TASK MATERIAL:

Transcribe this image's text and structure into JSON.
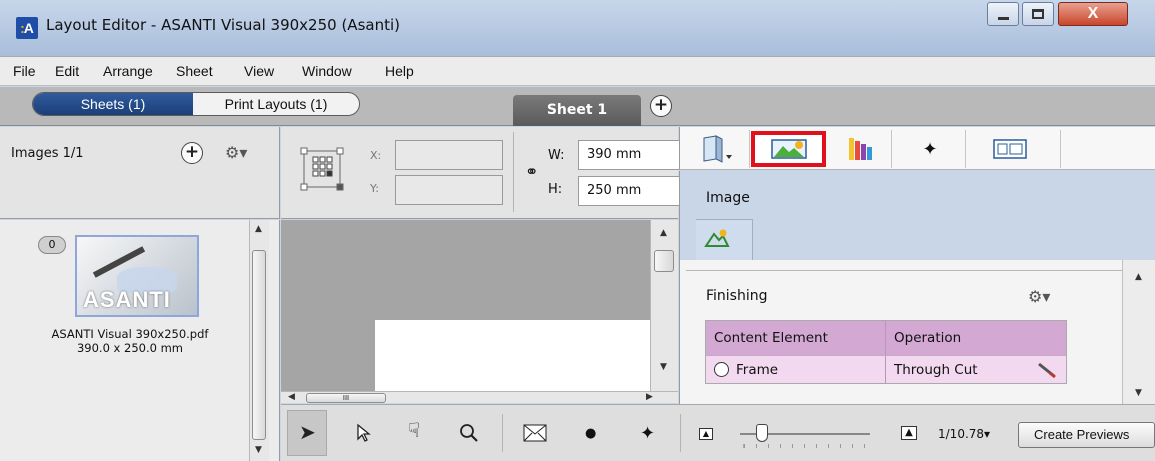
{
  "window": {
    "title": "Layout Editor - ASANTI Visual 390x250 (Asanti)",
    "icon_letter": "A",
    "close_glyph": "X"
  },
  "menu": [
    "File",
    "Edit",
    "Arrange",
    "Sheet",
    "View",
    "Window",
    "Help"
  ],
  "tabs": {
    "sheets_label": "Sheets (1)",
    "print_layouts_label": "Print Layouts (1)",
    "active_sheet": "Sheet 1",
    "add_glyph": "+"
  },
  "images_panel": {
    "title": "Images 1/1",
    "add_glyph": "+",
    "gear_glyph": "⚙▾",
    "item": {
      "badge": "0",
      "logo_text": "ASANTI",
      "file_name": "ASANTI Visual 390x250.pdf",
      "dimensions": "390.0 x 250.0 mm"
    }
  },
  "transform": {
    "x_label": "X:",
    "y_label": "Y:",
    "x_value": "",
    "y_value": "",
    "w_label": "W:",
    "h_label": "H:",
    "w_value": "390 mm",
    "h_value": "250 mm",
    "link_glyph": "⚭"
  },
  "right_panel": {
    "tab_icons": [
      "book-icon",
      "image-icon",
      "color-swatches-icon",
      "crosshair-icon",
      "id-card-icon"
    ],
    "selected_tab": 1,
    "subtitle": "Image",
    "section_title": "Finishing",
    "gear_glyph": "⚙▾",
    "table": {
      "headers": [
        "Content Element",
        "Operation"
      ],
      "rows": [
        {
          "element": "Frame",
          "operation": "Through Cut"
        }
      ]
    }
  },
  "toolbar": {
    "zoom_label": "1/10.78▾",
    "create_previews_label": "Create Previews",
    "scroll_glyph": "III"
  },
  "colors": {
    "selection_highlight": "#e0101d",
    "segment_active": "#1c3f78",
    "table_header": "#d3a8d3",
    "table_row": "#f3d9ef"
  }
}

TASK STATEMENT:
Across the material above, how many lines include the string "Visual"? Only the number is wanted.

COMPLETE ANSWER:
2